- WHAT IS REQUIRED -
Reproduce these lines word for word, covering every row.

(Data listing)

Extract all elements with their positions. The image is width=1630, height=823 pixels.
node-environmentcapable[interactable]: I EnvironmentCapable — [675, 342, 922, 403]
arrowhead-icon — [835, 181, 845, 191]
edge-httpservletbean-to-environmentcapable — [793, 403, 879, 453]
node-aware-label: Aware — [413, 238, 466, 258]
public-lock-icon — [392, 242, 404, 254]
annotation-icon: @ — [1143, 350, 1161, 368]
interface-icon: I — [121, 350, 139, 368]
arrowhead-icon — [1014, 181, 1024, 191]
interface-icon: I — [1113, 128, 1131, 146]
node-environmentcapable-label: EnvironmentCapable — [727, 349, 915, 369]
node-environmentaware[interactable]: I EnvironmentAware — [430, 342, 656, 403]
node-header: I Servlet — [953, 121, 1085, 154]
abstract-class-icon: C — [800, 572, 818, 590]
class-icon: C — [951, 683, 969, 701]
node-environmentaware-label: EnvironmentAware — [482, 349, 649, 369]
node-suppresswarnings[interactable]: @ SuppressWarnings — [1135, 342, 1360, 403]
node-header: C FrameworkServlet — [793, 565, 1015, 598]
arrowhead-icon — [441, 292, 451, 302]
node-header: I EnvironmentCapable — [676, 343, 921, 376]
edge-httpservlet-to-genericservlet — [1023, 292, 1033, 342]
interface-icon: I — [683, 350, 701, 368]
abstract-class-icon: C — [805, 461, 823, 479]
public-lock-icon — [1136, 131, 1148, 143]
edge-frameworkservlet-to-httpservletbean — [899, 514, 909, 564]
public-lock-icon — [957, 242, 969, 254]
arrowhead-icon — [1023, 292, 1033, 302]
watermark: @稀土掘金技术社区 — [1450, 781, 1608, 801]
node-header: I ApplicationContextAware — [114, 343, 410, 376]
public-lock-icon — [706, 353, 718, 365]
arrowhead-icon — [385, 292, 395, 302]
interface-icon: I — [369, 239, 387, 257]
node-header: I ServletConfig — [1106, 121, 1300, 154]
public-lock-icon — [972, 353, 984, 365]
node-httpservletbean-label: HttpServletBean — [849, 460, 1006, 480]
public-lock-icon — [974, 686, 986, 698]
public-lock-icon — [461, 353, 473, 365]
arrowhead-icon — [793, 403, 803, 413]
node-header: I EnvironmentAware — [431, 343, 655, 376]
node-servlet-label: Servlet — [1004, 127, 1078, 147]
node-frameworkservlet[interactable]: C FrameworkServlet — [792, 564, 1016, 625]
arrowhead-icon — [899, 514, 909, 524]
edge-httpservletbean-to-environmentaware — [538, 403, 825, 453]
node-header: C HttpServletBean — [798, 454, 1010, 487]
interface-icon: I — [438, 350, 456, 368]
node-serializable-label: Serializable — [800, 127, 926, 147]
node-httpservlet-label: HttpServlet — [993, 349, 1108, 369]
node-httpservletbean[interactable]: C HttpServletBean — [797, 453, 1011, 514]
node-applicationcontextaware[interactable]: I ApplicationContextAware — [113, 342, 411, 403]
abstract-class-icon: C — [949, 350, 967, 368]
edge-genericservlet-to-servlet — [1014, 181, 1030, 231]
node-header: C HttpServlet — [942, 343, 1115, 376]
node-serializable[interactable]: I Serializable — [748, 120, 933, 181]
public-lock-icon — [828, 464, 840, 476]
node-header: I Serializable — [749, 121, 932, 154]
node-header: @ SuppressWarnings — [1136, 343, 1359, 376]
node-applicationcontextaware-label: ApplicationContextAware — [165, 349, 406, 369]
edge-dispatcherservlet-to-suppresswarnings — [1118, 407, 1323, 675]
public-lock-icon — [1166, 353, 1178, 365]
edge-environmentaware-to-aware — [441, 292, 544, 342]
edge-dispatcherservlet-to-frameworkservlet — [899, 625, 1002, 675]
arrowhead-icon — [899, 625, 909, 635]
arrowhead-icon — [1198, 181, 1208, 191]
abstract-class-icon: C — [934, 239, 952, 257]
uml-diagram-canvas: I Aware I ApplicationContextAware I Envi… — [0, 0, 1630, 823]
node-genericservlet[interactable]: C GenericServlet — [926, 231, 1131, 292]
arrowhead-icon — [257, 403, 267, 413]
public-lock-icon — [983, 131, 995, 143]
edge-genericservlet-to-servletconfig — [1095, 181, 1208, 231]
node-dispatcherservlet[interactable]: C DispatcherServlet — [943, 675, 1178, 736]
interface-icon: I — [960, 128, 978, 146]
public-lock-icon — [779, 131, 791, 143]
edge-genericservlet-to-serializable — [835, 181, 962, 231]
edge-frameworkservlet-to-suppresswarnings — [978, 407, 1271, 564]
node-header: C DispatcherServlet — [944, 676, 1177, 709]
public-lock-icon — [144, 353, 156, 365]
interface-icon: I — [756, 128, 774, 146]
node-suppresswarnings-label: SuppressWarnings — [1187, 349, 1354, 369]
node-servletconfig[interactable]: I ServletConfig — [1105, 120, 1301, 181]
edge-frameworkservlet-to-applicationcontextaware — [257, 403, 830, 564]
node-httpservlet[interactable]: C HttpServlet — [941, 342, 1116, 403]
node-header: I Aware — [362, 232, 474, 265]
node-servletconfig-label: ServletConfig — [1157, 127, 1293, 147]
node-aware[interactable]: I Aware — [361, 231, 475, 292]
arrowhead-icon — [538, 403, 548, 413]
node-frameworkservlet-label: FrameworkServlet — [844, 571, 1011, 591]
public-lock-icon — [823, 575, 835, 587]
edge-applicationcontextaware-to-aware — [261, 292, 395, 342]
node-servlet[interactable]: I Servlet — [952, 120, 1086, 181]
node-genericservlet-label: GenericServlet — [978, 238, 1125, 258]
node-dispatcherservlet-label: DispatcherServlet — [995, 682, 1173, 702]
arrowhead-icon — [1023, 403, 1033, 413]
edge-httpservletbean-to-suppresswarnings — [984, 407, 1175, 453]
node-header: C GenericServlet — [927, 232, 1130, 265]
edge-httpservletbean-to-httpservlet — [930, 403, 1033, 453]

- FULL ANSWER -
Extract all elements with their positions. The image is width=1630, height=823 pixels.
node-environmentcapable[interactable]: I EnvironmentCapable — [675, 342, 922, 403]
arrowhead-icon — [835, 181, 845, 191]
edge-httpservletbean-to-environmentcapable — [793, 403, 879, 453]
node-aware-label: Aware — [413, 238, 466, 258]
public-lock-icon — [392, 242, 404, 254]
annotation-icon: @ — [1143, 350, 1161, 368]
interface-icon: I — [121, 350, 139, 368]
arrowhead-icon — [1014, 181, 1024, 191]
interface-icon: I — [1113, 128, 1131, 146]
node-environmentcapable-label: EnvironmentCapable — [727, 349, 915, 369]
node-environmentaware[interactable]: I EnvironmentAware — [430, 342, 656, 403]
node-header: I Servlet — [953, 121, 1085, 154]
abstract-class-icon: C — [800, 572, 818, 590]
class-icon: C — [951, 683, 969, 701]
node-environmentaware-label: EnvironmentAware — [482, 349, 649, 369]
node-suppresswarnings[interactable]: @ SuppressWarnings — [1135, 342, 1360, 403]
node-header: C FrameworkServlet — [793, 565, 1015, 598]
arrowhead-icon — [441, 292, 451, 302]
node-header: I EnvironmentCapable — [676, 343, 921, 376]
edge-httpservlet-to-genericservlet — [1023, 292, 1033, 342]
interface-icon: I — [683, 350, 701, 368]
abstract-class-icon: C — [805, 461, 823, 479]
public-lock-icon — [1136, 131, 1148, 143]
edge-frameworkservlet-to-httpservletbean — [899, 514, 909, 564]
public-lock-icon — [957, 242, 969, 254]
arrowhead-icon — [1023, 292, 1033, 302]
watermark: @稀土掘金技术社区 — [1450, 781, 1608, 801]
node-header: I ApplicationContextAware — [114, 343, 410, 376]
public-lock-icon — [706, 353, 718, 365]
arrowhead-icon — [385, 292, 395, 302]
interface-icon: I — [369, 239, 387, 257]
node-header: I ServletConfig — [1106, 121, 1300, 154]
public-lock-icon — [972, 353, 984, 365]
node-httpservletbean-label: HttpServletBean — [849, 460, 1006, 480]
public-lock-icon — [974, 686, 986, 698]
public-lock-icon — [461, 353, 473, 365]
arrowhead-icon — [793, 403, 803, 413]
node-header: I EnvironmentAware — [431, 343, 655, 376]
node-servlet-label: Servlet — [1004, 127, 1078, 147]
node-frameworkservlet[interactable]: C FrameworkServlet — [792, 564, 1016, 625]
arrowhead-icon — [899, 514, 909, 524]
edge-httpservletbean-to-environmentaware — [538, 403, 825, 453]
node-header: C HttpServletBean — [798, 454, 1010, 487]
interface-icon: I — [438, 350, 456, 368]
node-serializable-label: Serializable — [800, 127, 926, 147]
node-httpservlet-label: HttpServlet — [993, 349, 1108, 369]
node-httpservletbean[interactable]: C HttpServletBean — [797, 453, 1011, 514]
node-applicationcontextaware[interactable]: I ApplicationContextAware — [113, 342, 411, 403]
abstract-class-icon: C — [949, 350, 967, 368]
edge-genericservlet-to-servlet — [1014, 181, 1030, 231]
node-header: C HttpServlet — [942, 343, 1115, 376]
node-serializable[interactable]: I Serializable — [748, 120, 933, 181]
public-lock-icon — [828, 464, 840, 476]
node-header: I Serializable — [749, 121, 932, 154]
node-header: @ SuppressWarnings — [1136, 343, 1359, 376]
node-applicationcontextaware-label: ApplicationContextAware — [165, 349, 406, 369]
edge-dispatcherservlet-to-suppresswarnings — [1118, 407, 1323, 675]
public-lock-icon — [1166, 353, 1178, 365]
edge-environmentaware-to-aware — [441, 292, 544, 342]
edge-dispatcherservlet-to-frameworkservlet — [899, 625, 1002, 675]
arrowhead-icon — [899, 625, 909, 635]
arrowhead-icon — [1198, 181, 1208, 191]
abstract-class-icon: C — [934, 239, 952, 257]
uml-diagram-canvas: I Aware I ApplicationContextAware I Envi… — [0, 0, 1630, 823]
node-genericservlet[interactable]: C GenericServlet — [926, 231, 1131, 292]
arrowhead-icon — [257, 403, 267, 413]
public-lock-icon — [983, 131, 995, 143]
edge-genericservlet-to-servletconfig — [1095, 181, 1208, 231]
node-dispatcherservlet[interactable]: C DispatcherServlet — [943, 675, 1178, 736]
interface-icon: I — [960, 128, 978, 146]
public-lock-icon — [779, 131, 791, 143]
edge-genericservlet-to-serializable — [835, 181, 962, 231]
edge-frameworkservlet-to-suppresswarnings — [978, 407, 1271, 564]
node-header: C DispatcherServlet — [944, 676, 1177, 709]
public-lock-icon — [144, 353, 156, 365]
interface-icon: I — [756, 128, 774, 146]
node-suppresswarnings-label: SuppressWarnings — [1187, 349, 1354, 369]
node-servletconfig[interactable]: I ServletConfig — [1105, 120, 1301, 181]
edge-frameworkservlet-to-applicationcontextaware — [257, 403, 830, 564]
node-httpservlet[interactable]: C HttpServlet — [941, 342, 1116, 403]
node-header: I Aware — [362, 232, 474, 265]
node-servletconfig-label: ServletConfig — [1157, 127, 1293, 147]
node-aware[interactable]: I Aware — [361, 231, 475, 292]
arrowhead-icon — [538, 403, 548, 413]
node-frameworkservlet-label: FrameworkServlet — [844, 571, 1011, 591]
public-lock-icon — [823, 575, 835, 587]
edge-applicationcontextaware-to-aware — [261, 292, 395, 342]
node-servlet[interactable]: I Servlet — [952, 120, 1086, 181]
node-genericservlet-label: GenericServlet — [978, 238, 1125, 258]
node-dispatcherservlet-label: DispatcherServlet — [995, 682, 1173, 702]
arrowhead-icon — [1023, 403, 1033, 413]
edge-httpservletbean-to-suppresswarnings — [984, 407, 1175, 453]
node-header: C GenericServlet — [927, 232, 1130, 265]
edge-httpservletbean-to-httpservlet — [930, 403, 1033, 453]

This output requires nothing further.